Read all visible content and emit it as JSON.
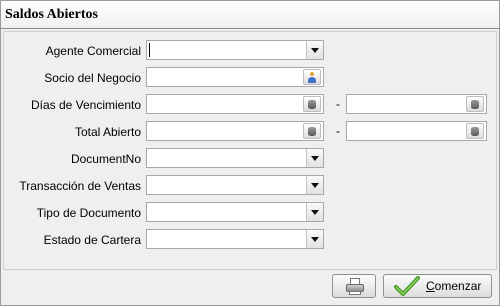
{
  "window": {
    "title": "Saldos Abiertos"
  },
  "form": {
    "agente_label": "Agente Comercial",
    "agente_value": "",
    "socio_label": "Socio del Negocio",
    "socio_value": "",
    "dias_label": "Días de Vencimiento",
    "dias_from": "",
    "dias_to": "",
    "total_label": "Total Abierto",
    "total_from": "",
    "total_to": "",
    "range_separator": "-",
    "documentno_label": "DocumentNo",
    "documentno_value": "",
    "transaccion_label": "Transacción de Ventas",
    "transaccion_value": "",
    "tipo_label": "Tipo de Documento",
    "tipo_value": "",
    "estado_label": "Estado de Cartera",
    "estado_value": ""
  },
  "footer": {
    "comenzar_first": "C",
    "comenzar_rest": "omenzar"
  },
  "colors": {
    "check_green": "#3f9a1e",
    "accent_blue": "#3d6ec9"
  },
  "icons": {
    "combo": "chevron-down-icon",
    "calculator": "calculator-icon",
    "partner": "business-partner-icon",
    "print": "printer-icon",
    "ok": "check-icon"
  }
}
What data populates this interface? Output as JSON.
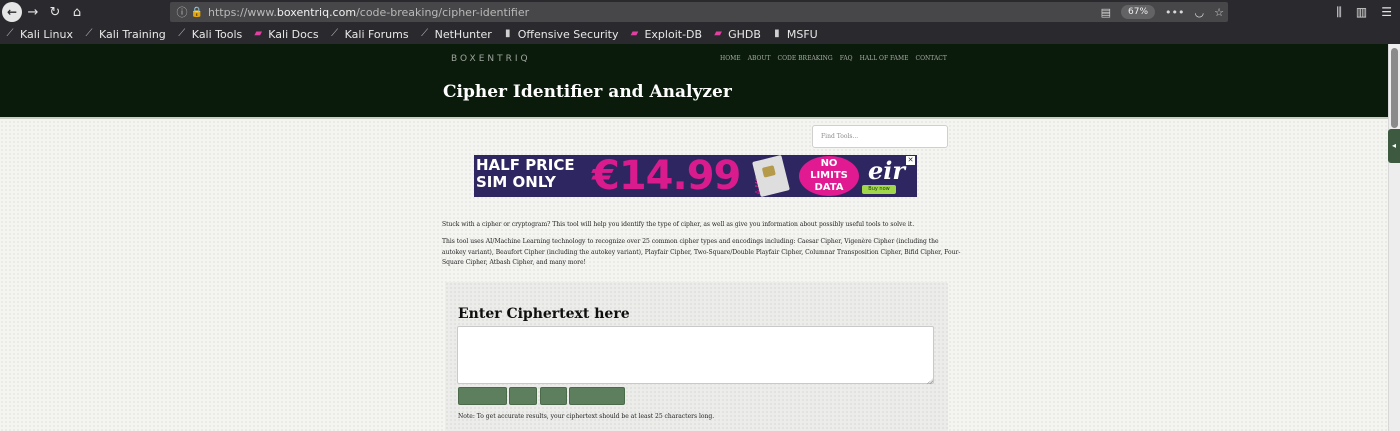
{
  "browser": {
    "url_prefix": "https://www.",
    "url_domain": "boxentriq.com",
    "url_path": "/code-breaking/cipher-identifier",
    "zoom": "67%",
    "bookmarks": [
      {
        "label": "Kali Linux",
        "icon": "dragon-icon"
      },
      {
        "label": "Kali Training",
        "icon": "dragon-icon"
      },
      {
        "label": "Kali Tools",
        "icon": "dragon-icon"
      },
      {
        "label": "Kali Docs",
        "icon": "pink-doc-icon"
      },
      {
        "label": "Kali Forums",
        "icon": "dragon-icon"
      },
      {
        "label": "NetHunter",
        "icon": "dragon-icon"
      },
      {
        "label": "Offensive Security",
        "icon": "doc-icon"
      },
      {
        "label": "Exploit-DB",
        "icon": "pink-doc-icon"
      },
      {
        "label": "GHDB",
        "icon": "pink-doc-icon"
      },
      {
        "label": "MSFU",
        "icon": "doc-icon"
      }
    ]
  },
  "site": {
    "logo": "BOXENTRIQ",
    "menu": [
      "HOME",
      "ABOUT",
      "CODE BREAKING",
      "FAQ",
      "HALL OF FAME",
      "CONTACT"
    ],
    "title": "Cipher Identifier and Analyzer",
    "search_placeholder": "Find Tools..."
  },
  "ad": {
    "line1": "HALF PRICE",
    "line2": "SIM ONLY",
    "price": "€14.99",
    "per": "A MONTH",
    "badge_line1": "NO",
    "badge_line2": "LIMITS",
    "badge_line3": "DATA",
    "brand": "eir",
    "cta": "Buy now",
    "accent": "#d91b8d",
    "bg": "#2e2660"
  },
  "intro": {
    "p1": "Stuck with a cipher or cryptogram? This tool will help you identify the type of cipher, as well as give you information about possibly useful tools to solve it.",
    "p2": "This tool uses AI/Machine Learning technology to recognize over 25 common cipher types and encodings including: Caesar Cipher, Vigenère Cipher (including the autokey variant), Beaufort Cipher (including the autokey variant), Playfair Cipher, Two-Square/Double Playfair Cipher, Columnar Transposition Cipher, Bifid Cipher, Four-Square Cipher, Atbash Cipher, and many more!"
  },
  "panel": {
    "heading": "Enter Ciphertext here",
    "ciphertext": "",
    "note": "Note: To get accurate results, your ciphertext should be at least 25 characters long."
  },
  "colors": {
    "header_bg": "#0b1b0b",
    "button_bg": "#5e7f5e"
  }
}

* _Aim of the exercise_
Print each of the records above exactly as written, leaving no picture in the copy.

* _Response to the task_
Read all visible content and emit it as JSON.
{
  "window": {
    "title": "Saldos Abiertos"
  },
  "form": {
    "agente_label": "Agente Comercial",
    "agente_value": "",
    "socio_label": "Socio del Negocio",
    "socio_value": "",
    "dias_label": "Días de Vencimiento",
    "dias_from": "",
    "dias_to": "",
    "total_label": "Total Abierto",
    "total_from": "",
    "total_to": "",
    "range_separator": "-",
    "documentno_label": "DocumentNo",
    "documentno_value": "",
    "transaccion_label": "Transacción de Ventas",
    "transaccion_value": "",
    "tipo_label": "Tipo de Documento",
    "tipo_value": "",
    "estado_label": "Estado de Cartera",
    "estado_value": ""
  },
  "footer": {
    "comenzar_first": "C",
    "comenzar_rest": "omenzar"
  },
  "colors": {
    "check_green": "#3f9a1e",
    "accent_blue": "#3d6ec9"
  },
  "icons": {
    "combo": "chevron-down-icon",
    "calculator": "calculator-icon",
    "partner": "business-partner-icon",
    "print": "printer-icon",
    "ok": "check-icon"
  }
}
What data populates this interface? Output as JSON.
{
  "browser": {
    "url_prefix": "https://www.",
    "url_domain": "boxentriq.com",
    "url_path": "/code-breaking/cipher-identifier",
    "zoom": "67%",
    "bookmarks": [
      {
        "label": "Kali Linux",
        "icon": "dragon-icon"
      },
      {
        "label": "Kali Training",
        "icon": "dragon-icon"
      },
      {
        "label": "Kali Tools",
        "icon": "dragon-icon"
      },
      {
        "label": "Kali Docs",
        "icon": "pink-doc-icon"
      },
      {
        "label": "Kali Forums",
        "icon": "dragon-icon"
      },
      {
        "label": "NetHunter",
        "icon": "dragon-icon"
      },
      {
        "label": "Offensive Security",
        "icon": "doc-icon"
      },
      {
        "label": "Exploit-DB",
        "icon": "pink-doc-icon"
      },
      {
        "label": "GHDB",
        "icon": "pink-doc-icon"
      },
      {
        "label": "MSFU",
        "icon": "doc-icon"
      }
    ]
  },
  "site": {
    "logo": "BOXENTRIQ",
    "menu": [
      "HOME",
      "ABOUT",
      "CODE BREAKING",
      "FAQ",
      "HALL OF FAME",
      "CONTACT"
    ],
    "title": "Cipher Identifier and Analyzer",
    "search_placeholder": "Find Tools..."
  },
  "ad": {
    "line1": "HALF PRICE",
    "line2": "SIM ONLY",
    "price": "€14.99",
    "per": "A MONTH",
    "badge_line1": "NO",
    "badge_line2": "LIMITS",
    "badge_line3": "DATA",
    "brand": "eir",
    "cta": "Buy now",
    "accent": "#d91b8d",
    "bg": "#2e2660"
  },
  "intro": {
    "p1": "Stuck with a cipher or cryptogram? This tool will help you identify the type of cipher, as well as give you information about possibly useful tools to solve it.",
    "p2": "This tool uses AI/Machine Learning technology to recognize over 25 common cipher types and encodings including: Caesar Cipher, Vigenère Cipher (including the autokey variant), Beaufort Cipher (including the autokey variant), Playfair Cipher, Two-Square/Double Playfair Cipher, Columnar Transposition Cipher, Bifid Cipher, Four-Square Cipher, Atbash Cipher, and many more!"
  },
  "panel": {
    "heading": "Enter Ciphertext here",
    "ciphertext": "",
    "note": "Note: To get accurate results, your ciphertext should be at least 25 characters long."
  },
  "colors": {
    "header_bg": "#0b1b0b",
    "button_bg": "#5e7f5e"
  }
}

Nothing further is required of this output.